WRITTEN PROBLEM:
Pull out every line in the data that has the string "Cucuta" in it.

THE DATA:
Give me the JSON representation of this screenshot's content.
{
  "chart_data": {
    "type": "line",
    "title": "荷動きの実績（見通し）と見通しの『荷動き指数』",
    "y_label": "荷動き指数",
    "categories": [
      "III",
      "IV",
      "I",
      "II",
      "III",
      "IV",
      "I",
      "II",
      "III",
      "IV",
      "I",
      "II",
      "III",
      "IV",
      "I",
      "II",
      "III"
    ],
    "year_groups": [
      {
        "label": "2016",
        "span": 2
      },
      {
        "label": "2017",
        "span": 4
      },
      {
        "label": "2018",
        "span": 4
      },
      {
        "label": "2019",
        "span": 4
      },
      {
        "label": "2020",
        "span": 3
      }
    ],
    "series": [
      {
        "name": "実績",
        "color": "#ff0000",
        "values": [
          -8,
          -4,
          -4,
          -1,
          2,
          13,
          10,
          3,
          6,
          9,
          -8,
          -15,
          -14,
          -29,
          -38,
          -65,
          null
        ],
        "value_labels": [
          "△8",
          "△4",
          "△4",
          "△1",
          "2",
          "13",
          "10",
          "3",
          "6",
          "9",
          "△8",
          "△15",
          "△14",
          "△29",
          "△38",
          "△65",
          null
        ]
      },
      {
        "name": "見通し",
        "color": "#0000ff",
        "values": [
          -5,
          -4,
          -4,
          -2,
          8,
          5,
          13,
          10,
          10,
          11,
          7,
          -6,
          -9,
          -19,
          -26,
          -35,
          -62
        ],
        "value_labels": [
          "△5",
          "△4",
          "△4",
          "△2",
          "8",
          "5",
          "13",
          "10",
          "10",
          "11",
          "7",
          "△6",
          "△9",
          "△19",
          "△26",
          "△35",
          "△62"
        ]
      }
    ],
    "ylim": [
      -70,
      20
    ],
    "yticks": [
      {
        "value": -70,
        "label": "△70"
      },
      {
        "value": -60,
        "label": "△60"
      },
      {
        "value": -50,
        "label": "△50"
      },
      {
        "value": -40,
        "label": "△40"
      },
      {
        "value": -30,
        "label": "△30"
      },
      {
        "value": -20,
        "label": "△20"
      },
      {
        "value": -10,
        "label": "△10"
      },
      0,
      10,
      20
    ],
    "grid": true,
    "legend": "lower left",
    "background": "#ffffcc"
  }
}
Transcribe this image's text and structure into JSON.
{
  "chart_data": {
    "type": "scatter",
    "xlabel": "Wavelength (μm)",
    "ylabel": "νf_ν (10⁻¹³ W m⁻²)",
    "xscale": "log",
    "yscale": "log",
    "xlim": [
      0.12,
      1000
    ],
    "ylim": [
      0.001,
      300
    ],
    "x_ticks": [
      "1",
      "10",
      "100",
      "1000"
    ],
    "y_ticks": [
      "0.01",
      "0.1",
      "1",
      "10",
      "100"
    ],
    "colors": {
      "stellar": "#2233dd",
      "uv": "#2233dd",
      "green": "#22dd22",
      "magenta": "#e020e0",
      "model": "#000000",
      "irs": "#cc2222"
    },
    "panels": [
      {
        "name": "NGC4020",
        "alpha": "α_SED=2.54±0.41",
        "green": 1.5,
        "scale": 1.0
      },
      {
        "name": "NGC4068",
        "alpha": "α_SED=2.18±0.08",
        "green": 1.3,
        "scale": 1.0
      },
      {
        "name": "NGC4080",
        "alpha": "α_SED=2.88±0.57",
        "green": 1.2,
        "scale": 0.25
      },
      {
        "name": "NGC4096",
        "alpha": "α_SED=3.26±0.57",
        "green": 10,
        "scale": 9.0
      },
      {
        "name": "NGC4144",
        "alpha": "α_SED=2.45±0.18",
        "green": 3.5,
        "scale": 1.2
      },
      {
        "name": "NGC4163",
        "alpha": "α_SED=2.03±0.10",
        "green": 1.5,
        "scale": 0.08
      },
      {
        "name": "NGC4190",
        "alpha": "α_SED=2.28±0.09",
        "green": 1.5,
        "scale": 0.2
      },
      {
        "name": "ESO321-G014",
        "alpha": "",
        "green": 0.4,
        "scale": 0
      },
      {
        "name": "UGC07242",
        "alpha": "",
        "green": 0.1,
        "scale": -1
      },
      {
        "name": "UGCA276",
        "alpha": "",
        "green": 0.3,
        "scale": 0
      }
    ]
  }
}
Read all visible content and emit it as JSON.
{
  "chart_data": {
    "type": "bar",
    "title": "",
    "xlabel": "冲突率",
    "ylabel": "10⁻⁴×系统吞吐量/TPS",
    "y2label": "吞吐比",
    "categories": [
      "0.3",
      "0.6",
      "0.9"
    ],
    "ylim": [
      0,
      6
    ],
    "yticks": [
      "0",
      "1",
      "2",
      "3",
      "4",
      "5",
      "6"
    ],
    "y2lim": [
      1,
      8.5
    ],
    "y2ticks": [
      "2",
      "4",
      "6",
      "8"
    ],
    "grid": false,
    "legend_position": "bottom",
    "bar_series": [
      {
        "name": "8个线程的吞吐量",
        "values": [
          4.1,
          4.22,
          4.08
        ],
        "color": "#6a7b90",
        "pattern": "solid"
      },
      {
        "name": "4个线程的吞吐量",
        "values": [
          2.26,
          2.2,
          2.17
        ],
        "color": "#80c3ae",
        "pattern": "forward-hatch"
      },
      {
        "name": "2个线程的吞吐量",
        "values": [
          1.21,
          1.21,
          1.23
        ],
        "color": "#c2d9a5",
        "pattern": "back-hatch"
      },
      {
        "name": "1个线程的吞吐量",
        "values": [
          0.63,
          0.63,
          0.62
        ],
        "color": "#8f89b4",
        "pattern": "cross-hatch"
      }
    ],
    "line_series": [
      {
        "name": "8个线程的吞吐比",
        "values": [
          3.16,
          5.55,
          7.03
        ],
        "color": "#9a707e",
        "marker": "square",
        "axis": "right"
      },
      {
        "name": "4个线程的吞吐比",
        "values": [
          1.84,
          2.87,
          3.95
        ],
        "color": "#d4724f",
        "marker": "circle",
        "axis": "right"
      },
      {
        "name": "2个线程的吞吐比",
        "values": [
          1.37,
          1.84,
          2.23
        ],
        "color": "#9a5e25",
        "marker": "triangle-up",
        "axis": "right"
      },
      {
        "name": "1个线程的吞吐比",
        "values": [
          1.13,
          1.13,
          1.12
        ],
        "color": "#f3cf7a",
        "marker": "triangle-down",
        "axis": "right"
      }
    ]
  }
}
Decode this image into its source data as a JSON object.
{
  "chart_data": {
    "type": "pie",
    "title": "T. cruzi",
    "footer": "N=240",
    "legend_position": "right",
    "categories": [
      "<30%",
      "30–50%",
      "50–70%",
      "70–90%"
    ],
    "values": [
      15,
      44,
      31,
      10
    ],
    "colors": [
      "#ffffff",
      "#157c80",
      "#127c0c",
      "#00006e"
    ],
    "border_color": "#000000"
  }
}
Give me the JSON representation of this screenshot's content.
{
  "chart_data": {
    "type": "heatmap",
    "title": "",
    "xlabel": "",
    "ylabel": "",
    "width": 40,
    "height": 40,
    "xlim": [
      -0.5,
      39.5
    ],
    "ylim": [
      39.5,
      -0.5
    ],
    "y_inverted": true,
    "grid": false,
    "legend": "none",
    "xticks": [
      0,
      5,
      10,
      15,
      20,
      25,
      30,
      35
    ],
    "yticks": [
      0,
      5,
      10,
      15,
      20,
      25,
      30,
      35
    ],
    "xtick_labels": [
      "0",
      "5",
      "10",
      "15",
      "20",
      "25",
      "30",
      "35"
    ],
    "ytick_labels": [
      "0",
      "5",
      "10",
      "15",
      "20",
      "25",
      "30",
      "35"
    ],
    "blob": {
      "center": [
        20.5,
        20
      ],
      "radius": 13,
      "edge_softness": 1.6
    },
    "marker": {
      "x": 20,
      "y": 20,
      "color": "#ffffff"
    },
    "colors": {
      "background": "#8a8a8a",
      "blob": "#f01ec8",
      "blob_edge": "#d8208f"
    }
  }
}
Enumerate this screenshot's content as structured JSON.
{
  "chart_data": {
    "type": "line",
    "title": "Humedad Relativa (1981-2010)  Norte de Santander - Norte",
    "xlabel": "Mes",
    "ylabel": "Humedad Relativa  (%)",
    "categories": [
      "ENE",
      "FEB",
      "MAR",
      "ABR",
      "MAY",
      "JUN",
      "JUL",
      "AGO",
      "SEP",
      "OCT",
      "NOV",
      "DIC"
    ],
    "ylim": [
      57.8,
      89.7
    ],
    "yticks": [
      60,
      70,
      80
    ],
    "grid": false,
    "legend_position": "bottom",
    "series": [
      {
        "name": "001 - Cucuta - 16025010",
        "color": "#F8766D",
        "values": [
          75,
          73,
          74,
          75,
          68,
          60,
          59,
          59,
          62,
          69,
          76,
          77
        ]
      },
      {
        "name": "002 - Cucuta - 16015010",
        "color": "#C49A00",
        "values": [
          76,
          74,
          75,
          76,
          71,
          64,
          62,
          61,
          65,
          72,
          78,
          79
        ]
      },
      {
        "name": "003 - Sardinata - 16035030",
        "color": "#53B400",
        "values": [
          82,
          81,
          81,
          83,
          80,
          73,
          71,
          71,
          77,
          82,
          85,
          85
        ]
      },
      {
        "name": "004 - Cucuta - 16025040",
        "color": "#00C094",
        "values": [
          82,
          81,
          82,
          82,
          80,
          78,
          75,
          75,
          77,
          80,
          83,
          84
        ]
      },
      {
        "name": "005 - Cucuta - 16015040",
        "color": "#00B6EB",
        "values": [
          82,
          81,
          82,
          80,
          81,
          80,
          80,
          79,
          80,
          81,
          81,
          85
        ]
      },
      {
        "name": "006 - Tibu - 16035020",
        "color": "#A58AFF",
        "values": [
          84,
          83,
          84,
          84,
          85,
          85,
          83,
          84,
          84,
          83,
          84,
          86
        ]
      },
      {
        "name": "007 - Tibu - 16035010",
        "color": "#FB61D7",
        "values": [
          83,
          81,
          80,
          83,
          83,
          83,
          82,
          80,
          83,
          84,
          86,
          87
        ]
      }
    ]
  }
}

RESPONSE TO THIS EXERCISE:
        "name": "001 - Cucuta - 16025010",
        "name": "002 - Cucuta - 16015010",
        "name": "004 - Cucuta - 16025040",
        "name": "005 - Cucuta - 16015040",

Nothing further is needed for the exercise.